__Exercise requirements__:
Each line that follows should be printed again exactly as it stands.

__Records for this task__:
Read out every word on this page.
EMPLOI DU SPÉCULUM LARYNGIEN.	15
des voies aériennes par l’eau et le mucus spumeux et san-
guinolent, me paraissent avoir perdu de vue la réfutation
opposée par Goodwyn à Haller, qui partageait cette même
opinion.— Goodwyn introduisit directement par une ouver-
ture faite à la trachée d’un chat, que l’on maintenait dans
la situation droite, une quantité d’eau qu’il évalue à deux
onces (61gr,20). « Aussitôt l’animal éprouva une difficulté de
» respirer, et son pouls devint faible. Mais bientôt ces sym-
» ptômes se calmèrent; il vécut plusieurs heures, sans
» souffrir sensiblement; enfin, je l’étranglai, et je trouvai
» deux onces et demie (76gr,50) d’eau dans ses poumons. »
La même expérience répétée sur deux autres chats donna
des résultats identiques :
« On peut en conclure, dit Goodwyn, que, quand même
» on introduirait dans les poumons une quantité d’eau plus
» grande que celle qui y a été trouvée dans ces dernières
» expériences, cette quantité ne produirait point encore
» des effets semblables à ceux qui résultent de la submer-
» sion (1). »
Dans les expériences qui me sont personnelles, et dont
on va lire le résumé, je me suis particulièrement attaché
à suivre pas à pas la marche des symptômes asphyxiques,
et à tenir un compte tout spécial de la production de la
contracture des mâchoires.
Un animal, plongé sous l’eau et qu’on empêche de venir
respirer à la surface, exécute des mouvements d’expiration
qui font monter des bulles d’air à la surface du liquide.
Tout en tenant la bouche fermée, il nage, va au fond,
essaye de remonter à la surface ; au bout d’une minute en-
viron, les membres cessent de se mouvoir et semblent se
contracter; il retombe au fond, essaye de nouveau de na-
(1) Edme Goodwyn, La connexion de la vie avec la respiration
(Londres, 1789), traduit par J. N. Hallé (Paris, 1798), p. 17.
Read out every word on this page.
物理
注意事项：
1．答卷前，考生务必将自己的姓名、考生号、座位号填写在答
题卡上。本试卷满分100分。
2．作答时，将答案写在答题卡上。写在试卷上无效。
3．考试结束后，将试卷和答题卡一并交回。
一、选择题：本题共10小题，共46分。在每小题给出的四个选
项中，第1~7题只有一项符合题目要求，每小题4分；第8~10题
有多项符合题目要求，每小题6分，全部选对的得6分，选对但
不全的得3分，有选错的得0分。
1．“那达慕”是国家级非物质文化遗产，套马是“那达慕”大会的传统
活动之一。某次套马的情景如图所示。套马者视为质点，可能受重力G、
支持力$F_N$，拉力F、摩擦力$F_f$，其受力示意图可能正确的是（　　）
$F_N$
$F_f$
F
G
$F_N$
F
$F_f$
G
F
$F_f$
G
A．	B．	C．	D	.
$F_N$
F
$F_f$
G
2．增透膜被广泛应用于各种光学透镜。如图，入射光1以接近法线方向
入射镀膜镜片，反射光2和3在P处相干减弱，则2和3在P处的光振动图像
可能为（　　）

__Full solution__:
Read out every word on this page.
EMPLOI DU SPÉCULUM LARYNGIEN.	15
des voies aériennes par l’eau et le mucus spumeux et san-
guinolent, me paraissent avoir perdu de vue la réfutation
opposée par Goodwyn à Haller, qui partageait cette même
opinion.— Goodwyn introduisit directement par une ouver-
ture faite à la trachée d’un chat, que l’on maintenait dans
la situation droite, une quantité d’eau qu’il évalue à deux
onces (61gr,20). « Aussitôt l’animal éprouva une difficulté de
» respirer, et son pouls devint faible. Mais bientôt ces sym-
» ptômes se calmèrent; il vécut plusieurs heures, sans
» souffrir sensiblement; enfin, je l’étranglai, et je trouvai
» deux onces et demie (76gr,50) d’eau dans ses poumons. »
La même expérience répétée sur deux autres chats donna
des résultats identiques :
« On peut en conclure, dit Goodwyn, que, quand même
» on introduirait dans les poumons une quantité d’eau plus
» grande que celle qui y a été trouvée dans ces dernières
» expériences, cette quantité ne produirait point encore
» des effets semblables à ceux qui résultent de la submer-
» sion (1). »
Dans les expériences qui me sont personnelles, et dont
on va lire le résumé, je me suis particulièrement attaché
à suivre pas à pas la marche des symptômes asphyxiques,
et à tenir un compte tout spécial de la production de la
contracture des mâchoires.
Un animal, plongé sous l’eau et qu’on empêche de venir
respirer à la surface, exécute des mouvements d’expiration
qui font monter des bulles d’air à la surface du liquide.
Tout en tenant la bouche fermée, il nage, va au fond,
essaye de remonter à la surface ; au bout d’une minute en-
viron, les membres cessent de se mouvoir et semblent se
contracter; il retombe au fond, essaye de nouveau de na-
(1) Edme Goodwyn, La connexion de la vie avec la respiration
(Londres, 1789), traduit par J. N. Hallé (Paris, 1798), p. 17.
Read out every word on this page.
物理
注意事项：
1．答卷前，考生务必将自己的姓名、考生号、座位号填写在答
题卡上。本试卷满分100分。
2．作答时，将答案写在答题卡上。写在试卷上无效。
3．考试结束后，将试卷和答题卡一并交回。
一、选择题：本题共10小题，共46分。在每小题给出的四个选
项中，第1~7题只有一项符合题目要求，每小题4分；第8~10题
有多项符合题目要求，每小题6分，全部选对的得6分，选对但
不全的得3分，有选错的得0分。
1．“那达慕”是国家级非物质文化遗产，套马是“那达慕”大会的传统
活动之一。某次套马的情景如图所示。套马者视为质点，可能受重力G、
支持力$F_N$，拉力F、摩擦力$F_f$，其受力示意图可能正确的是（　　）
$F_N$
$F_f$
F
G
$F_N$
F
$F_f$
G
F
$F_f$
G
A．	B．	C．	D	.
$F_N$
F
$F_f$
G
2．增透膜被广泛应用于各种光学透镜。如图，入射光1以接近法线方向
入射镀膜镜片，反射光2和3在P处相干减弱，则2和3在P处的光振动图像
可能为（　　）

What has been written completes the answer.